§ **Objective**: Scan the lines below for the word "changes". Copy each line you find it in.

::::::

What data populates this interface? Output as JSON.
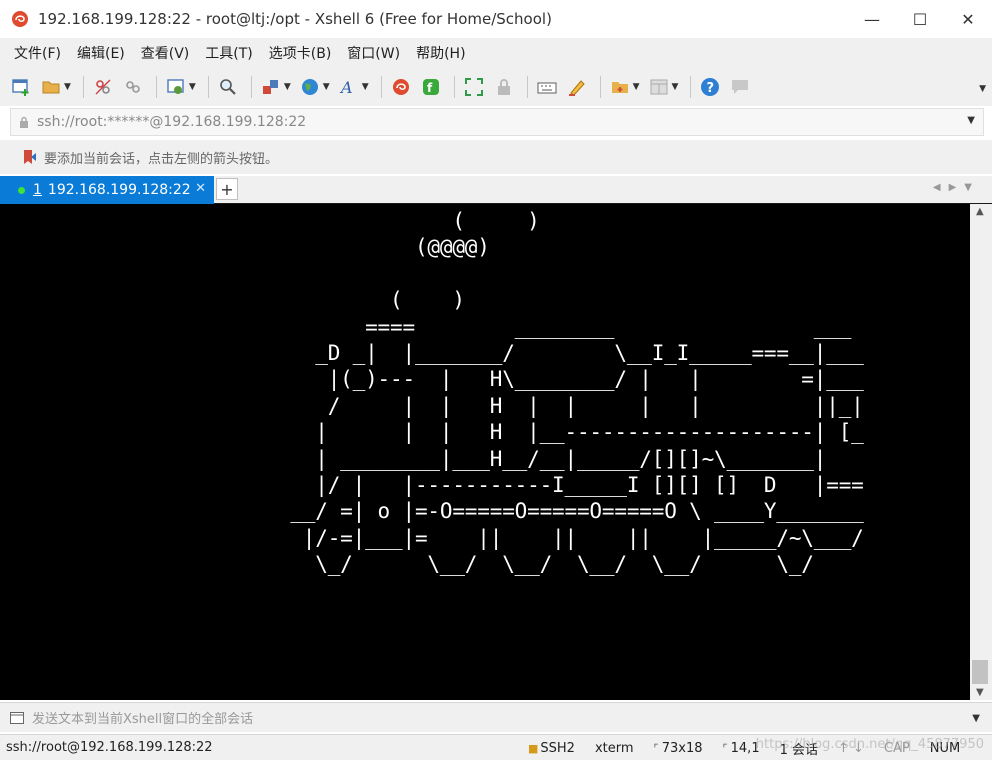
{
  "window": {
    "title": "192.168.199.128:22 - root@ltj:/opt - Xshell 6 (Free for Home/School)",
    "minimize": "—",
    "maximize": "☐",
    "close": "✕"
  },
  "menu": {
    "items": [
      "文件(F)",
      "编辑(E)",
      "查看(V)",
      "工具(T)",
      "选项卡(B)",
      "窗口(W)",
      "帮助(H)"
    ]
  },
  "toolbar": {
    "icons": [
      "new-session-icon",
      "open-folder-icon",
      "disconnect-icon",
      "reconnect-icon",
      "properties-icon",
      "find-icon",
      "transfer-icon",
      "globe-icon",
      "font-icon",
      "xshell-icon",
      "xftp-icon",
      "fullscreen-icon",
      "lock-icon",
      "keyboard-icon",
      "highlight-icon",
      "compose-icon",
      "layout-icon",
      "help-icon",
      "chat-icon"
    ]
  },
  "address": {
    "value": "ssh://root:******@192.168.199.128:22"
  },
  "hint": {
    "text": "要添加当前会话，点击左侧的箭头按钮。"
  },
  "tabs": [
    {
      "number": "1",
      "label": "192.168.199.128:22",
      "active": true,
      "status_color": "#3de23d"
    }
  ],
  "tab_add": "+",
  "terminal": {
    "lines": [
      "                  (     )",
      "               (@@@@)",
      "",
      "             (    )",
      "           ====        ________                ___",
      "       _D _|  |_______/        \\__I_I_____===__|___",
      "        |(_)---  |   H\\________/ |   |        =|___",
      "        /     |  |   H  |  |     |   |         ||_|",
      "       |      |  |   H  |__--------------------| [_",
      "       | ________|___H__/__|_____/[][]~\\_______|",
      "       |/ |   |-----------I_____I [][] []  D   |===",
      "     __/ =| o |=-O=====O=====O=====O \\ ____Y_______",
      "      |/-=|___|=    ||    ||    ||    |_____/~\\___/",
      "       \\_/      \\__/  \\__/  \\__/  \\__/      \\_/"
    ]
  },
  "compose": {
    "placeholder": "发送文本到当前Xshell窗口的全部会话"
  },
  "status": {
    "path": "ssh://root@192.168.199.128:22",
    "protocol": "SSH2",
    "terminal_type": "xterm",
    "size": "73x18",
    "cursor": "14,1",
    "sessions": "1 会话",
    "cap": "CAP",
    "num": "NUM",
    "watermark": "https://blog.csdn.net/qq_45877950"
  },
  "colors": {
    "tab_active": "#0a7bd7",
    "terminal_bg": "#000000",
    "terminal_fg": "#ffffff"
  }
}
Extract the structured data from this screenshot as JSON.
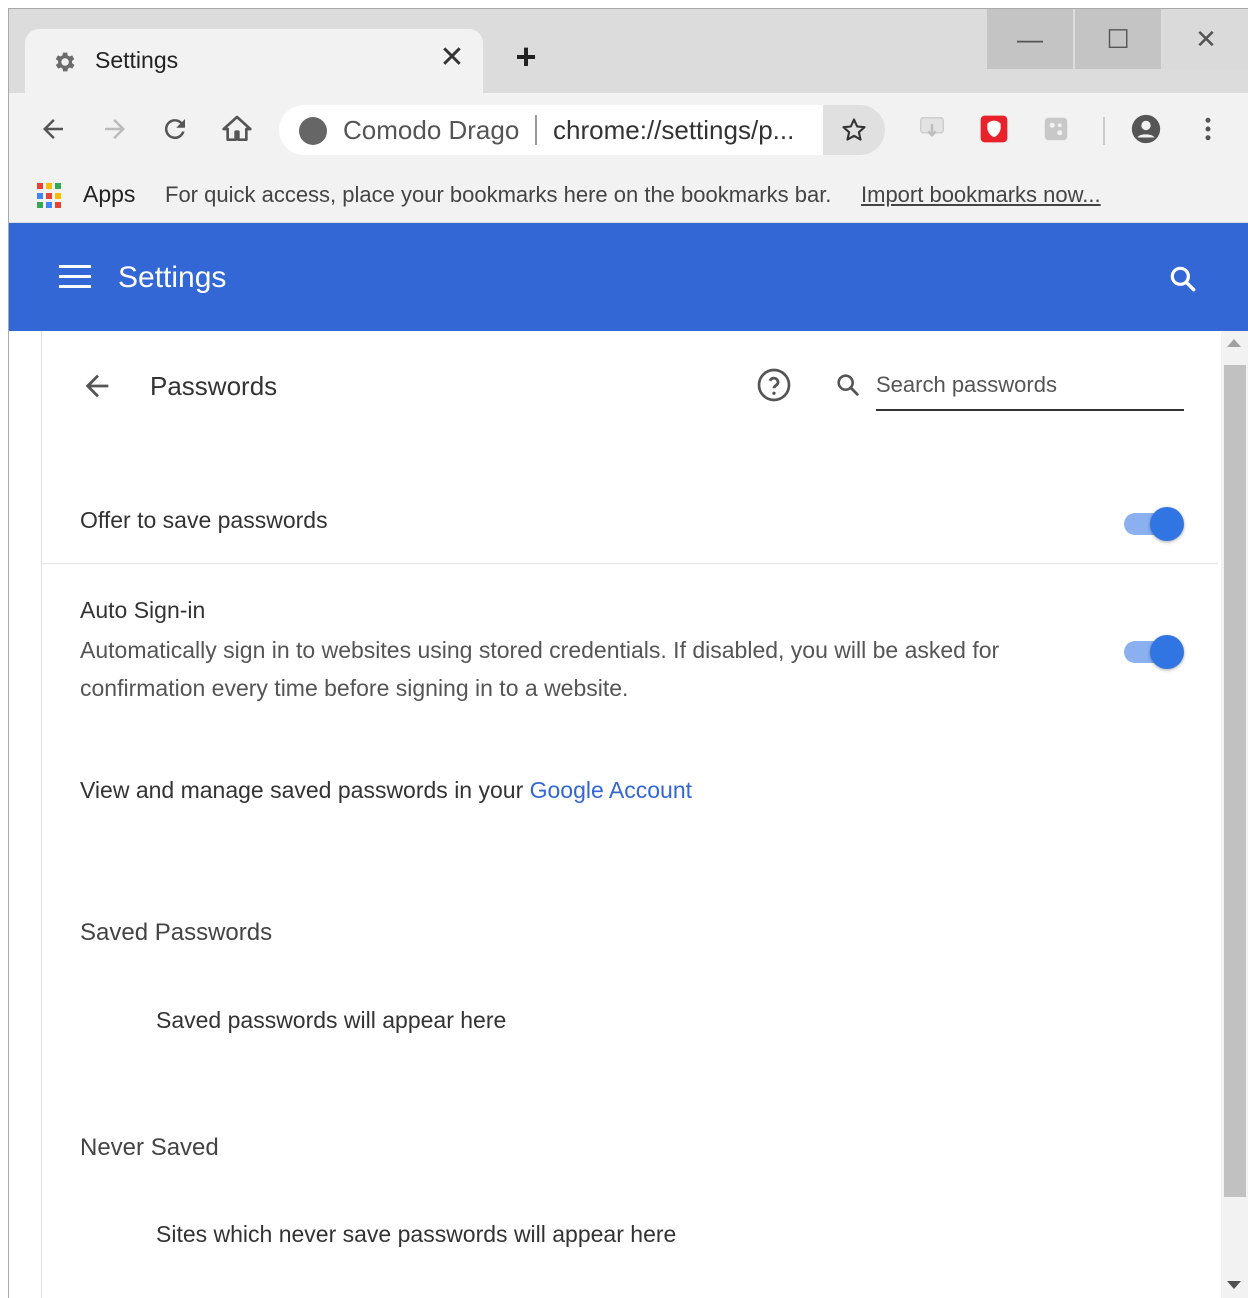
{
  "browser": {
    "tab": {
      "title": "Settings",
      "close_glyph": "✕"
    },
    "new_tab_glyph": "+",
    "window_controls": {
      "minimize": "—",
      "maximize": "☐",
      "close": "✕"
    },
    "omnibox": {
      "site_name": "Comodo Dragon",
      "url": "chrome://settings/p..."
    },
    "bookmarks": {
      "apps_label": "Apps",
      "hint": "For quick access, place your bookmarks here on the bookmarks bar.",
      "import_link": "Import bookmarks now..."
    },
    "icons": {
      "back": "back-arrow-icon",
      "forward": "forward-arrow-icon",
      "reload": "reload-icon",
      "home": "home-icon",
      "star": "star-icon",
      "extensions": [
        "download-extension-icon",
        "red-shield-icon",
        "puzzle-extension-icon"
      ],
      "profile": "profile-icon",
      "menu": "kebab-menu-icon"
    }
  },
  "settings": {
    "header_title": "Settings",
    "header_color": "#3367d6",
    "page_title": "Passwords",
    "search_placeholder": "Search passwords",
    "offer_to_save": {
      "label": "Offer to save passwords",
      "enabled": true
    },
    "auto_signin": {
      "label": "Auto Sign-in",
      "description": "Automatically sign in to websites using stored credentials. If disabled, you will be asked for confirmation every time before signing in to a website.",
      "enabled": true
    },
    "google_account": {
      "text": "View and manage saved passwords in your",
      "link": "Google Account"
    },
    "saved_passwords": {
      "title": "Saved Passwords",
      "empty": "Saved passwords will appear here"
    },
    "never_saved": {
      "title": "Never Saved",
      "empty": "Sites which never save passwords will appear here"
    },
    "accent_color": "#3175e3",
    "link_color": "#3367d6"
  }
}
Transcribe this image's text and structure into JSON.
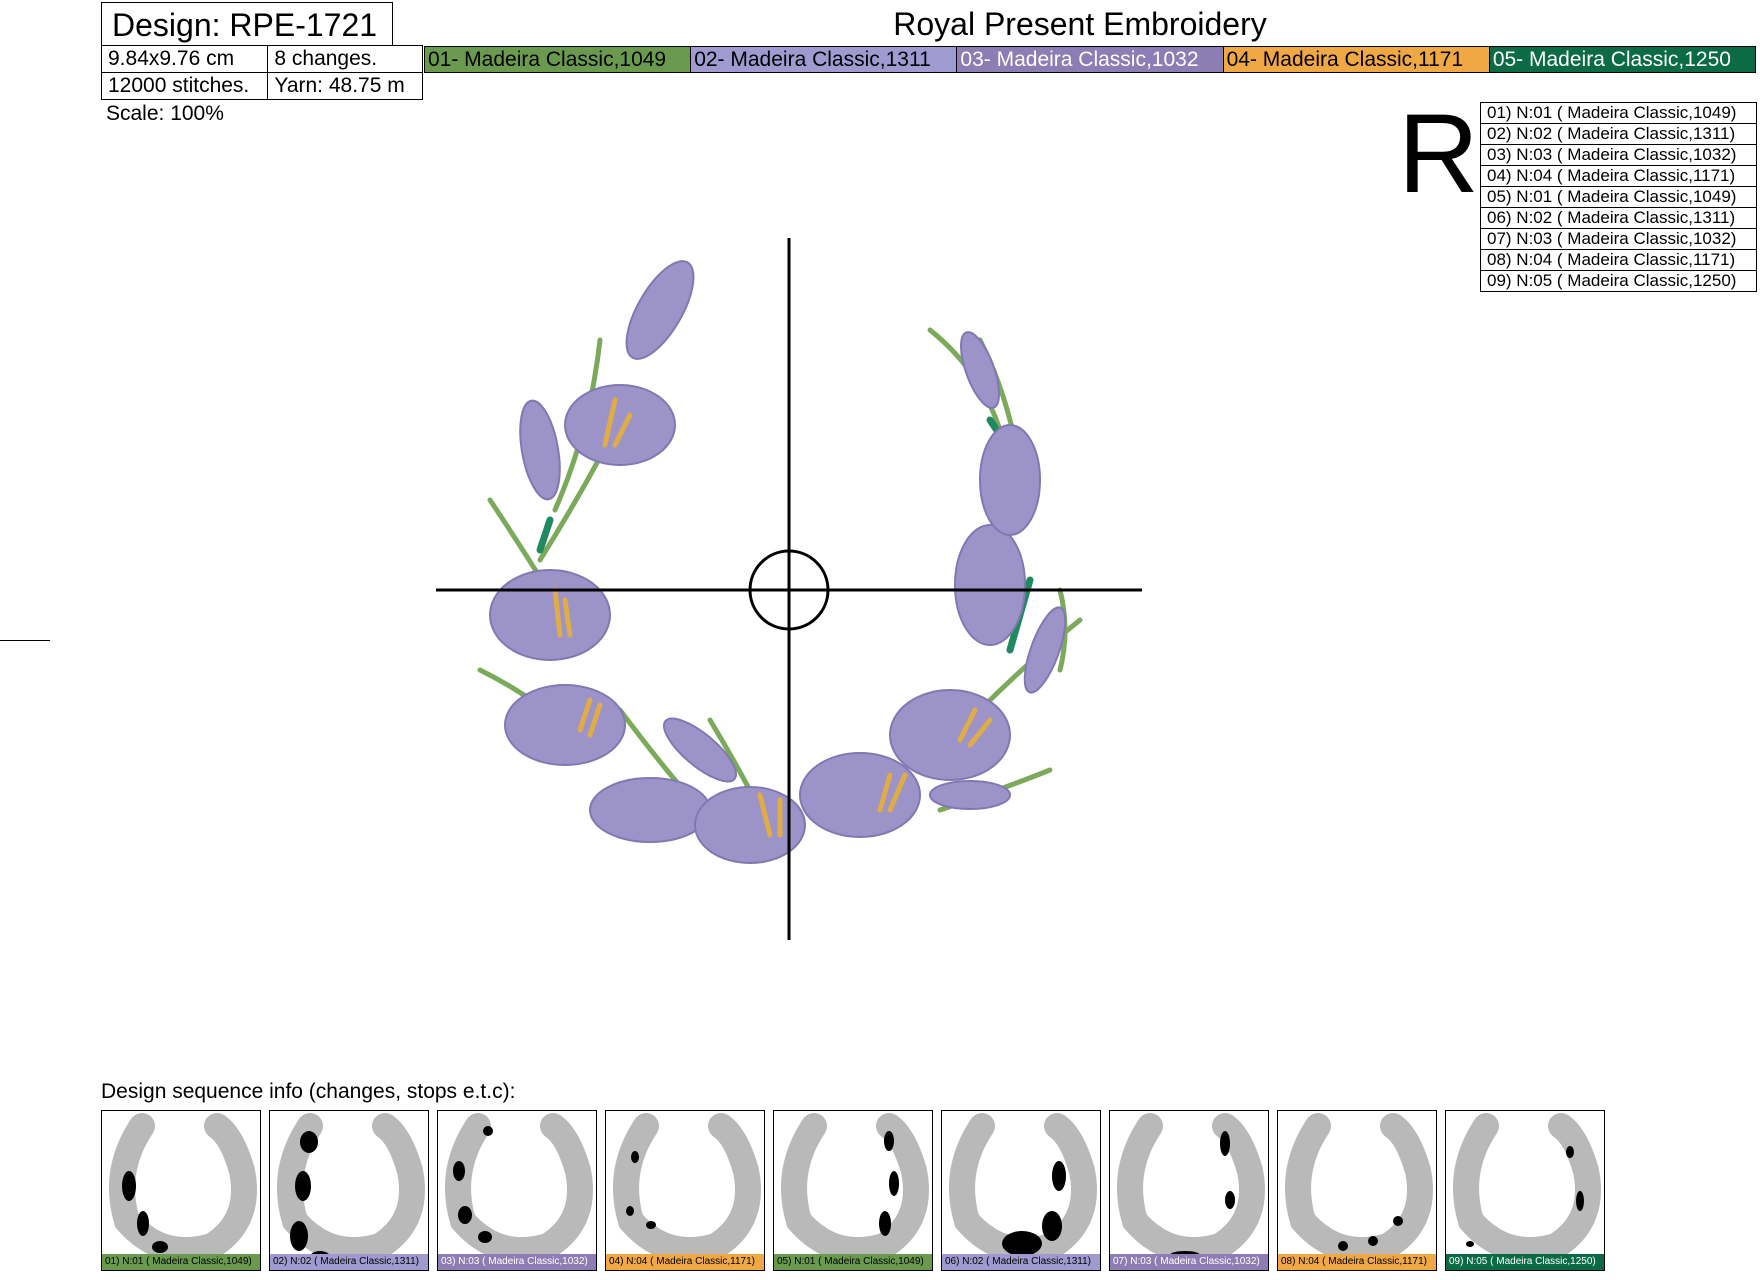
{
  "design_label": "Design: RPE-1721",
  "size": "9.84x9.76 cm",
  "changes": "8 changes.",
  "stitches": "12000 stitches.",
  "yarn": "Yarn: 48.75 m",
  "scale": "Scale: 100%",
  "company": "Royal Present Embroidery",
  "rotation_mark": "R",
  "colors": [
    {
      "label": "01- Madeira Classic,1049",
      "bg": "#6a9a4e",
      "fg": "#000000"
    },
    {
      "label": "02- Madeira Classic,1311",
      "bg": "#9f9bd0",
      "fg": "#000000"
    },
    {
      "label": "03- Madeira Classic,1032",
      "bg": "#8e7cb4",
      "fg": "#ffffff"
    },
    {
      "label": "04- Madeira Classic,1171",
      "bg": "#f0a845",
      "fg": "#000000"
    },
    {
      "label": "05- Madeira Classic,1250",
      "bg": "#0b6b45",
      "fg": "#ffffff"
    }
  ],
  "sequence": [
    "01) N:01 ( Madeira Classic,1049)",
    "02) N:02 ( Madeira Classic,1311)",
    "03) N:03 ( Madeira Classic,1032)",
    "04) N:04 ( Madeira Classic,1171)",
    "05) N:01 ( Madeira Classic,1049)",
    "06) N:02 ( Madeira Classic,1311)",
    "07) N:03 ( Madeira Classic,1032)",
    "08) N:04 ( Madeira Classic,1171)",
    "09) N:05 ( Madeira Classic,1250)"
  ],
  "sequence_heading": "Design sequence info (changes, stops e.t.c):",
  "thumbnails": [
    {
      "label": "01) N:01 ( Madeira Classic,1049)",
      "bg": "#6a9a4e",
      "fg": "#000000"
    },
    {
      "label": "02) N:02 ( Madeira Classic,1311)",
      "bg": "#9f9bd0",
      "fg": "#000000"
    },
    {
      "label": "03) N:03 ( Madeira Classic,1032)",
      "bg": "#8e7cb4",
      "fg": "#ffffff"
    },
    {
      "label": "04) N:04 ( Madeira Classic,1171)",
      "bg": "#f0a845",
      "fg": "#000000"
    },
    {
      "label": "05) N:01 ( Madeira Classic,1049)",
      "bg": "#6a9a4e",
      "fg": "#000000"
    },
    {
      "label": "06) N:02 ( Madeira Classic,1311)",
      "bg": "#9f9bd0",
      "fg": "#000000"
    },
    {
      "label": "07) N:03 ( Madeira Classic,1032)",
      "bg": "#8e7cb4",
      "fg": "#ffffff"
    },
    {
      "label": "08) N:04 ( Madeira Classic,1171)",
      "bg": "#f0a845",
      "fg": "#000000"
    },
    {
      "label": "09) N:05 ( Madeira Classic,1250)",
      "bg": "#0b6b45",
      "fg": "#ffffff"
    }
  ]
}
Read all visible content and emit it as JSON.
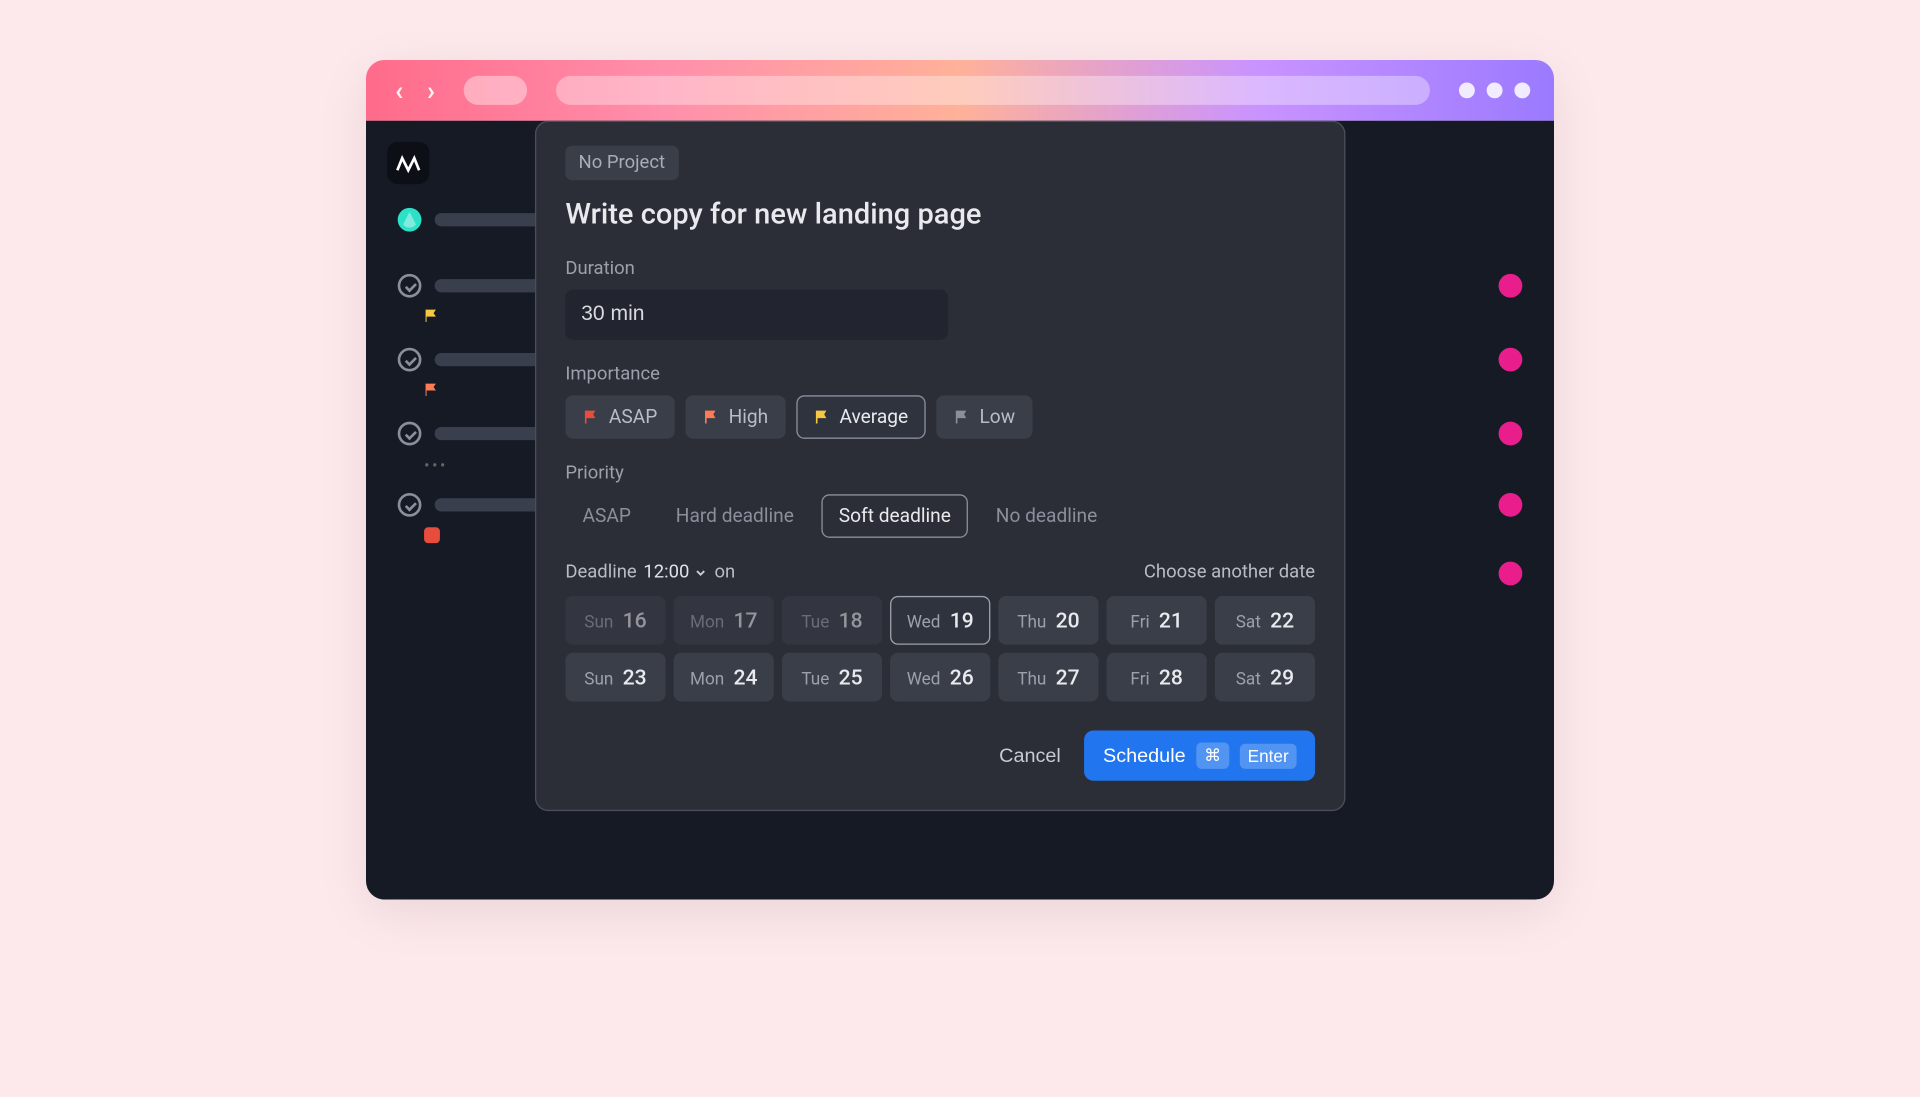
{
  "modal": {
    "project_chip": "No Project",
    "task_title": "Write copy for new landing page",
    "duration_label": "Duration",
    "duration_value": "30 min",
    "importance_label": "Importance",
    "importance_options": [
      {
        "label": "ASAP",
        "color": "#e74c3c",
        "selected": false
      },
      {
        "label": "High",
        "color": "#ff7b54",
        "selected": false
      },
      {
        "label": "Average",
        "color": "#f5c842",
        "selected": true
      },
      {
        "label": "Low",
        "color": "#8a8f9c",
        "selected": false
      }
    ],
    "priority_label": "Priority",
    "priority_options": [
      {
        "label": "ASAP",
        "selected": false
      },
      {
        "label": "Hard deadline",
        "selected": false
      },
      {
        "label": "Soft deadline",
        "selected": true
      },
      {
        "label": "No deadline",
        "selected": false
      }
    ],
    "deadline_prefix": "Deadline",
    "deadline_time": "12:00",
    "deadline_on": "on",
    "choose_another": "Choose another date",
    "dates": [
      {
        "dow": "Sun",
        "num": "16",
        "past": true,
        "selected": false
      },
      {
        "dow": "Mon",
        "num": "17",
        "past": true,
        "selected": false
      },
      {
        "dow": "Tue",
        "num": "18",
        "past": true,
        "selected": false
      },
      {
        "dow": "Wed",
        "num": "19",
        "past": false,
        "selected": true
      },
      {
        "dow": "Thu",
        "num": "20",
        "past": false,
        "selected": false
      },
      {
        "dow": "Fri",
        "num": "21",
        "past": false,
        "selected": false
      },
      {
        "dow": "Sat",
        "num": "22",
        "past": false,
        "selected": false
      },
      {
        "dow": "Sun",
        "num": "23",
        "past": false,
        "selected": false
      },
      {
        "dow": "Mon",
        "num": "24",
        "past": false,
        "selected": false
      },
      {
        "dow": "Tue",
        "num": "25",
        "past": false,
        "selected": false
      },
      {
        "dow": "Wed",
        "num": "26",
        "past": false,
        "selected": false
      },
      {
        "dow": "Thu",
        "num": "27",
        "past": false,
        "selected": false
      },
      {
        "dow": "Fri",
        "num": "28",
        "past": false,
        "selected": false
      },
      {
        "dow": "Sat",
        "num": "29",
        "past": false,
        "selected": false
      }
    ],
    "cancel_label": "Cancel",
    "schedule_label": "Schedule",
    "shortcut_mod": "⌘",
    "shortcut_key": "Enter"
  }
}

::::::

§ **Complete response**:
  "changes": "8 changes.",
  "sequence_heading": "Design sequence info (changes, stops e.t.c):",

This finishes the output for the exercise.